<<<<
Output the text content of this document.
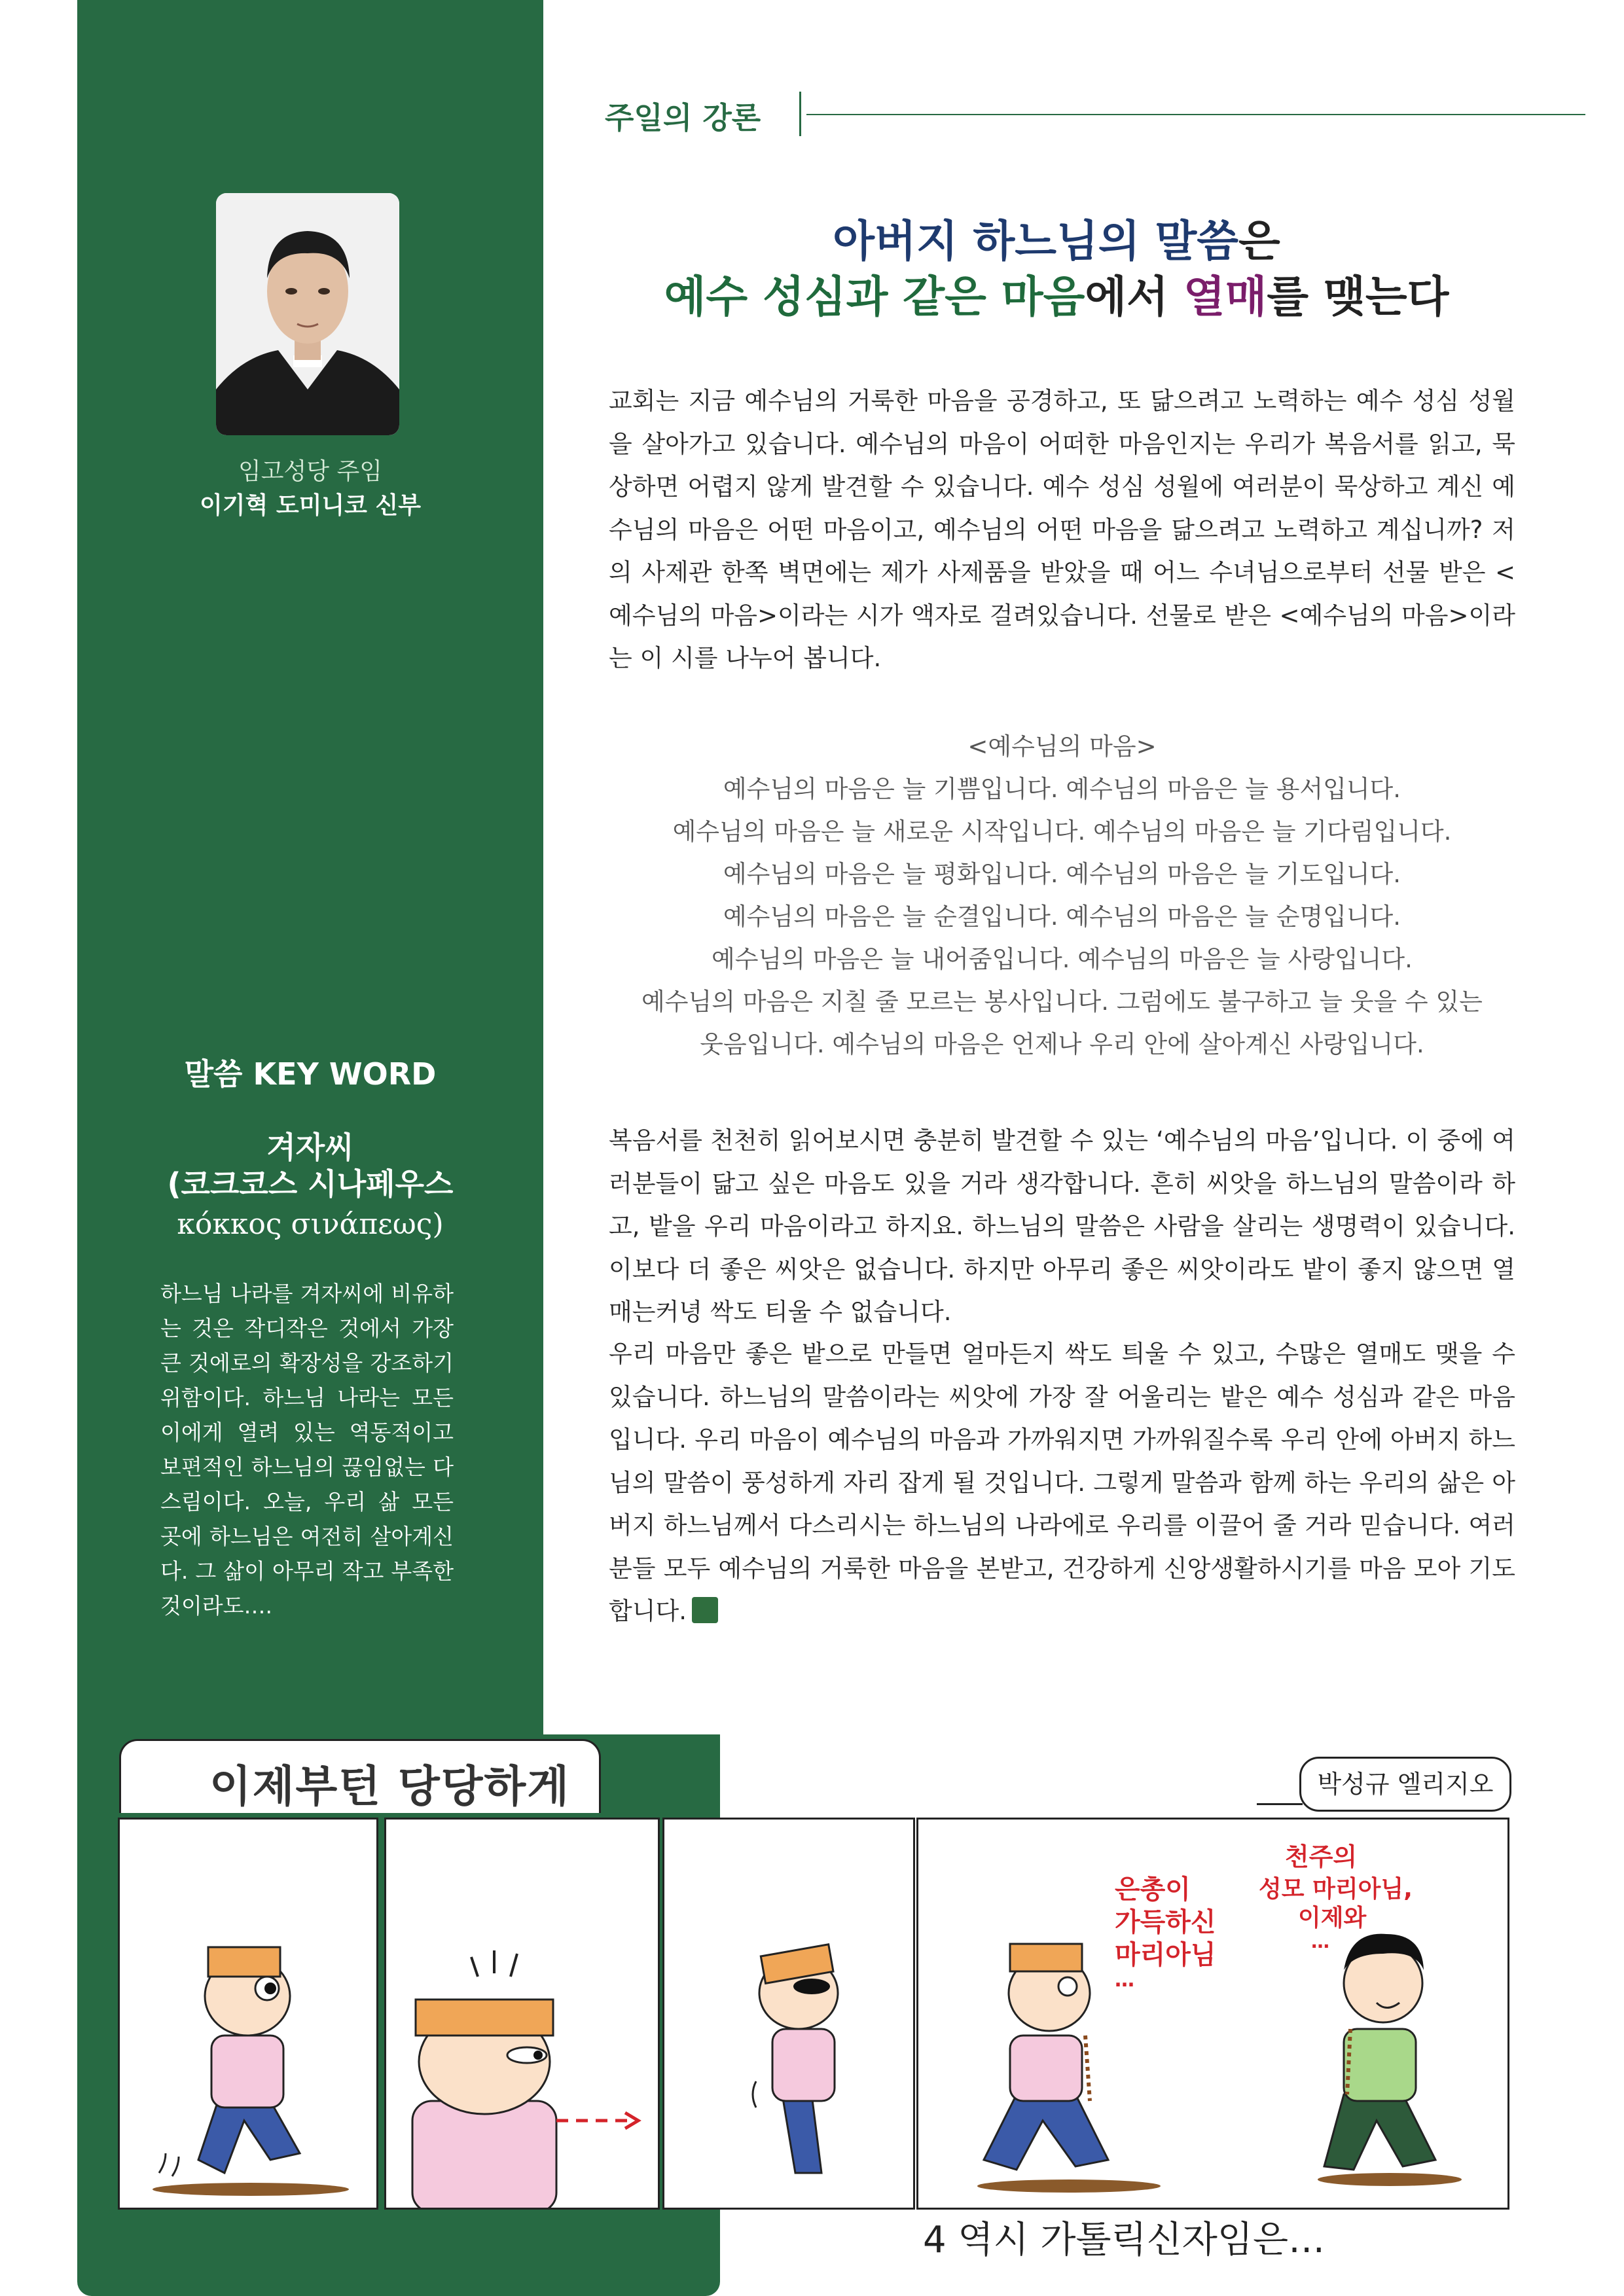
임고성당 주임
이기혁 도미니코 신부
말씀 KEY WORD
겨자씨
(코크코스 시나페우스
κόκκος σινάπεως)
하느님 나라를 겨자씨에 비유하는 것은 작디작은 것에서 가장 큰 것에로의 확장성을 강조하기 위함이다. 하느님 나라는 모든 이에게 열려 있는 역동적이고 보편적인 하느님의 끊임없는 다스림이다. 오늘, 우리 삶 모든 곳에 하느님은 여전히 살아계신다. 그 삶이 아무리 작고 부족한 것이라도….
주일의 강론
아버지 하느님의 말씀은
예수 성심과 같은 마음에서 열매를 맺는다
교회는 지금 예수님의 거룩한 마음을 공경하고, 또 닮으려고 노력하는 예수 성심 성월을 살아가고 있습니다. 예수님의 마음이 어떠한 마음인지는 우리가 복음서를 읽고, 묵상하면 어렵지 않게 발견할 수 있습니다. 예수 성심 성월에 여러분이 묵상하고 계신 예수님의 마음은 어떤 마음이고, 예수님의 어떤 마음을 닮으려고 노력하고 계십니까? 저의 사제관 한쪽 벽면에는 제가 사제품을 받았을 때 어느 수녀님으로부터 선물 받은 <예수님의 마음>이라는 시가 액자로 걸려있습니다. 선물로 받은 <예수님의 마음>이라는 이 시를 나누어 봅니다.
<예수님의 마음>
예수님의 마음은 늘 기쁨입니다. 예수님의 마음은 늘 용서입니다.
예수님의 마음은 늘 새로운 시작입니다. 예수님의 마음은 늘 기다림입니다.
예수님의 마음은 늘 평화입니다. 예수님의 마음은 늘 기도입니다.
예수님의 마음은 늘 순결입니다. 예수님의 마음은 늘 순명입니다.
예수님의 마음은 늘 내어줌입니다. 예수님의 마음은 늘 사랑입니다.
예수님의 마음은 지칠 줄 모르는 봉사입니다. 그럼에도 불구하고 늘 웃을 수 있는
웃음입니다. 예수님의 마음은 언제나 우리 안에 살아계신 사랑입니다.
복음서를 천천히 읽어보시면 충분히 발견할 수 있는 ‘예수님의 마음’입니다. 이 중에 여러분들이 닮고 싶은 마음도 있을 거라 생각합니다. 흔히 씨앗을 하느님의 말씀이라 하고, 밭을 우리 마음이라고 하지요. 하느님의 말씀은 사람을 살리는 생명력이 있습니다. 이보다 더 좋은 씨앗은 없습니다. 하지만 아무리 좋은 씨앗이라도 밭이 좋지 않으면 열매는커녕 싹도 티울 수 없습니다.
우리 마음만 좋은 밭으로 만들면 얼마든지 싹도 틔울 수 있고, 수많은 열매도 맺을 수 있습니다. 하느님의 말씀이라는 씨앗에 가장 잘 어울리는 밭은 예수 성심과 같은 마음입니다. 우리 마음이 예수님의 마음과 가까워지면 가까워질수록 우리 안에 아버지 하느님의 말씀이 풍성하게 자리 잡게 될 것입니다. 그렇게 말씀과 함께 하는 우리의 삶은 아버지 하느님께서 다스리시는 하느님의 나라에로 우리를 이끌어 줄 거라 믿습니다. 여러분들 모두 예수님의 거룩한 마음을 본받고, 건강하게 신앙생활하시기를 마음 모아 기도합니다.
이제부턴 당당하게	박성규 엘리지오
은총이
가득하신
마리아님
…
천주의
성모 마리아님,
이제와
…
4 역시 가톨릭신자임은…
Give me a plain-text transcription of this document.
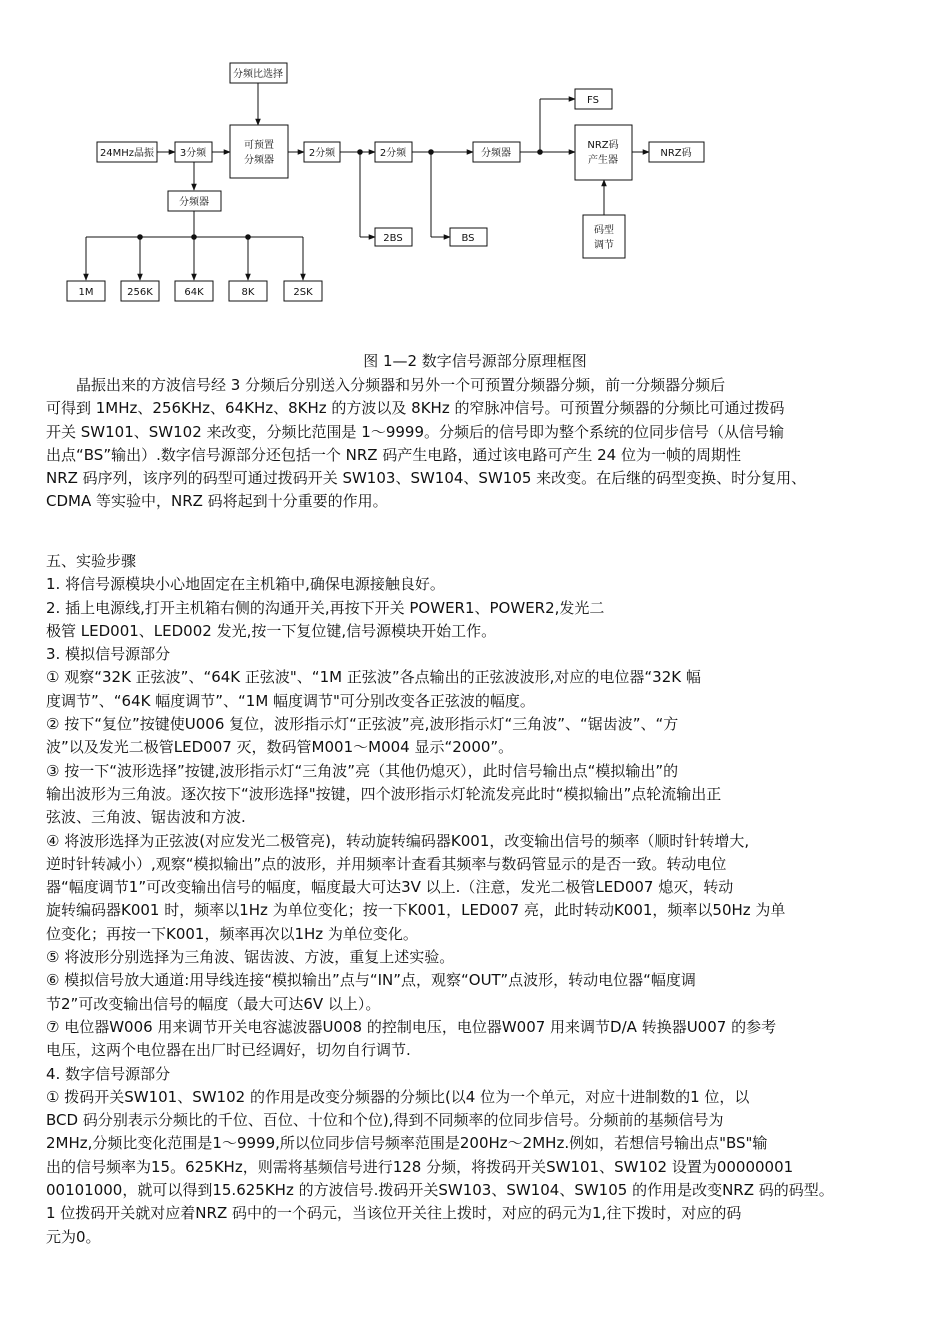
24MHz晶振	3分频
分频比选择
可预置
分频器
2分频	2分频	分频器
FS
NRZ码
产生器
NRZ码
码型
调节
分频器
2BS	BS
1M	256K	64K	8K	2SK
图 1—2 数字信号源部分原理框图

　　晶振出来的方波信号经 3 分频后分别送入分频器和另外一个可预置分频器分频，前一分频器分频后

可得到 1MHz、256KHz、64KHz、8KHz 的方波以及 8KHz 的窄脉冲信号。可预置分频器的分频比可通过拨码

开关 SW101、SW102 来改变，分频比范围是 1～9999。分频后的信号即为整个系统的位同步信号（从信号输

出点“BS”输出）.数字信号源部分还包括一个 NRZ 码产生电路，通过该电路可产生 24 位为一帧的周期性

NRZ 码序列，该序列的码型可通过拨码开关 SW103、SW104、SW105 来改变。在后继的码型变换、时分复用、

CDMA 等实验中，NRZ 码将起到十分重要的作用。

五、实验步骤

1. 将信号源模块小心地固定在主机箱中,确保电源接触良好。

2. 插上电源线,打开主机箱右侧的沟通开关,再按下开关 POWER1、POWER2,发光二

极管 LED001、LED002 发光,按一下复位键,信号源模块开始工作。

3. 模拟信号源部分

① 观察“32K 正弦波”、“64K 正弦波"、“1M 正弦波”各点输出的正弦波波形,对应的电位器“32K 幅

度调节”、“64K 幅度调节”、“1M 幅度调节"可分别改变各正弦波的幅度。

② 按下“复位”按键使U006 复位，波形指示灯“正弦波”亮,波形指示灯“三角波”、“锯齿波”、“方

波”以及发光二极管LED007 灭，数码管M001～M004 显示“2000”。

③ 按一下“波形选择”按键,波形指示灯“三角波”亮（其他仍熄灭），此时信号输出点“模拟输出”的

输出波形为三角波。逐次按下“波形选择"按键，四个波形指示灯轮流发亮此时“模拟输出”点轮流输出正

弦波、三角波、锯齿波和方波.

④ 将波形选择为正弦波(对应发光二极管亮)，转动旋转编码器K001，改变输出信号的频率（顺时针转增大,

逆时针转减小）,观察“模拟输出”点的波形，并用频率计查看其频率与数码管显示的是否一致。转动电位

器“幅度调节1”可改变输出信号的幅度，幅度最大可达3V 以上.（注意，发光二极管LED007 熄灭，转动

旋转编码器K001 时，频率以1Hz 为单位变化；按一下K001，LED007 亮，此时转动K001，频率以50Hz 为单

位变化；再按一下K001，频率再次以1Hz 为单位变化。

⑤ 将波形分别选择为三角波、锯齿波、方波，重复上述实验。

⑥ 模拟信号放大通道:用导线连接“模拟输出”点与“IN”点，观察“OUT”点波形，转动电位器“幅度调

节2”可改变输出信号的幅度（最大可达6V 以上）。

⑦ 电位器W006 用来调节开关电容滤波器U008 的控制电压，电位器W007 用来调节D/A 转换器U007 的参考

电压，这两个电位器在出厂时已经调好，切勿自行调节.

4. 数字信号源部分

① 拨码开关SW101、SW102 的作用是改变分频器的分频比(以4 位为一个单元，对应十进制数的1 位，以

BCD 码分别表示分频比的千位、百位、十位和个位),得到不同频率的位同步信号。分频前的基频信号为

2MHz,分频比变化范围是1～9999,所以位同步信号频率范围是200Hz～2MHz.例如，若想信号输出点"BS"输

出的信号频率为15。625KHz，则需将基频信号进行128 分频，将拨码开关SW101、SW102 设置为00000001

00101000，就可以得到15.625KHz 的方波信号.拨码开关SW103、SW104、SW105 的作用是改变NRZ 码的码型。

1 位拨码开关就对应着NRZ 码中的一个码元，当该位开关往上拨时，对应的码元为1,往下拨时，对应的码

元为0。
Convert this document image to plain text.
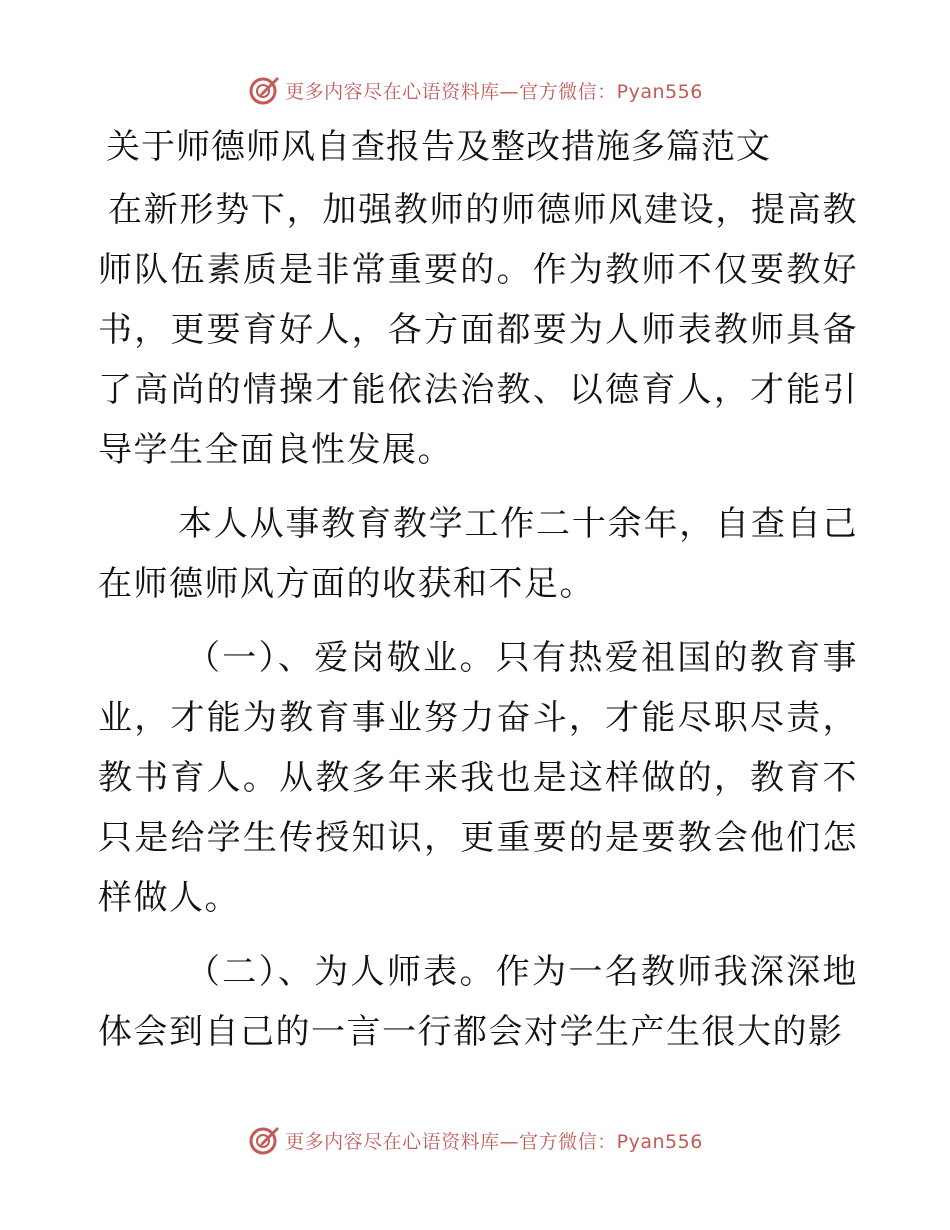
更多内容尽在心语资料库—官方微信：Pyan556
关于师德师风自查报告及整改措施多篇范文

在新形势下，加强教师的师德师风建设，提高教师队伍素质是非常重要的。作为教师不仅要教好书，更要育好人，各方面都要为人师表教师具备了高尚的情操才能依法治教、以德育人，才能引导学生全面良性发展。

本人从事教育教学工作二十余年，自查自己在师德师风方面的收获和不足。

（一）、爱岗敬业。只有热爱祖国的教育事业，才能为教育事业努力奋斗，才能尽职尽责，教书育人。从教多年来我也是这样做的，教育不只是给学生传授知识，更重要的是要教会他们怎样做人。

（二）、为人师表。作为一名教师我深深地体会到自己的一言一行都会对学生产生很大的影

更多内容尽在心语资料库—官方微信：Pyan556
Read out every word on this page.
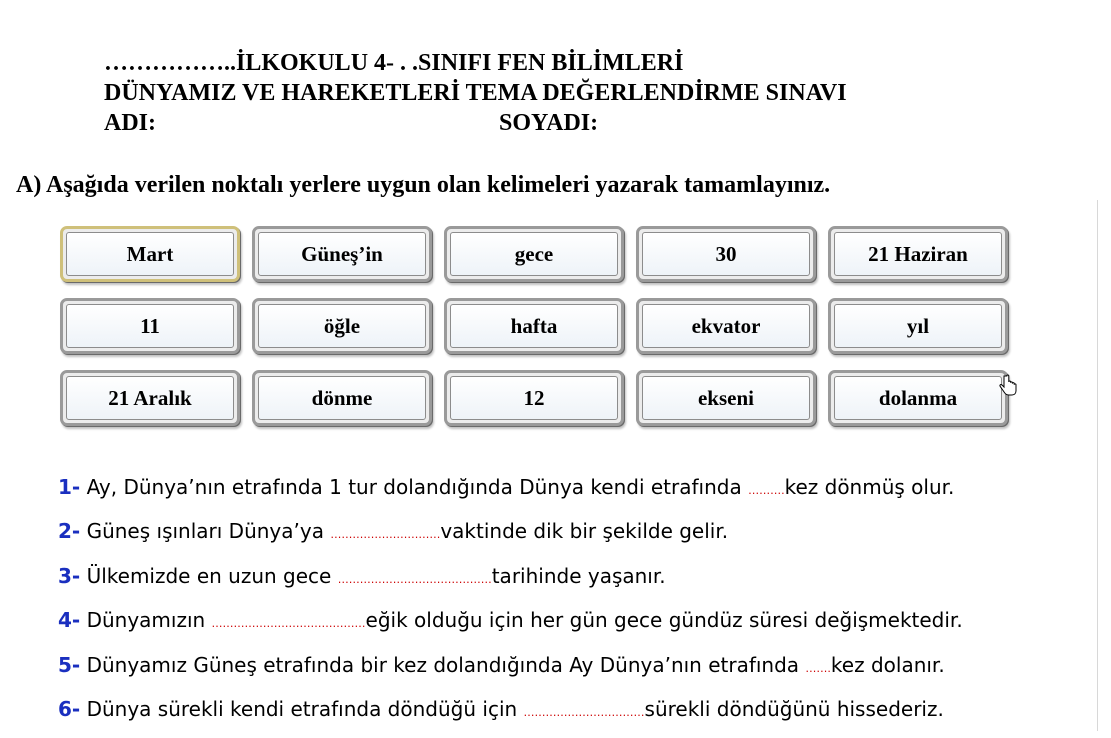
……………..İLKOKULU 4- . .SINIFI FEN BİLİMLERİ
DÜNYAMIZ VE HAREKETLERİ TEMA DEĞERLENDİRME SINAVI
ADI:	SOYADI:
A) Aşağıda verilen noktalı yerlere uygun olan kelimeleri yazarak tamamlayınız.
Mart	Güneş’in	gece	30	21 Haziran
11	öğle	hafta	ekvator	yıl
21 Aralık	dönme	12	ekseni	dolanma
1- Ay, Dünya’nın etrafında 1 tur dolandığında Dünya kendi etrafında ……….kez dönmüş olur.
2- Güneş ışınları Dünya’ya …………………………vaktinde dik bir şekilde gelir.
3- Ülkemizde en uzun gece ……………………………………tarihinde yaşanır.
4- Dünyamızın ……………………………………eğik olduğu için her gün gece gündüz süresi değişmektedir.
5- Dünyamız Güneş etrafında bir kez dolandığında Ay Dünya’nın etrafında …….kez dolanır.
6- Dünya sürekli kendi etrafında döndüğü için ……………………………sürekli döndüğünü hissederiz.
>>>>
** Your goal **
Among the lines of the records above, count those holding the string "etrafında", and report only the number.

** Response for this exercise **
3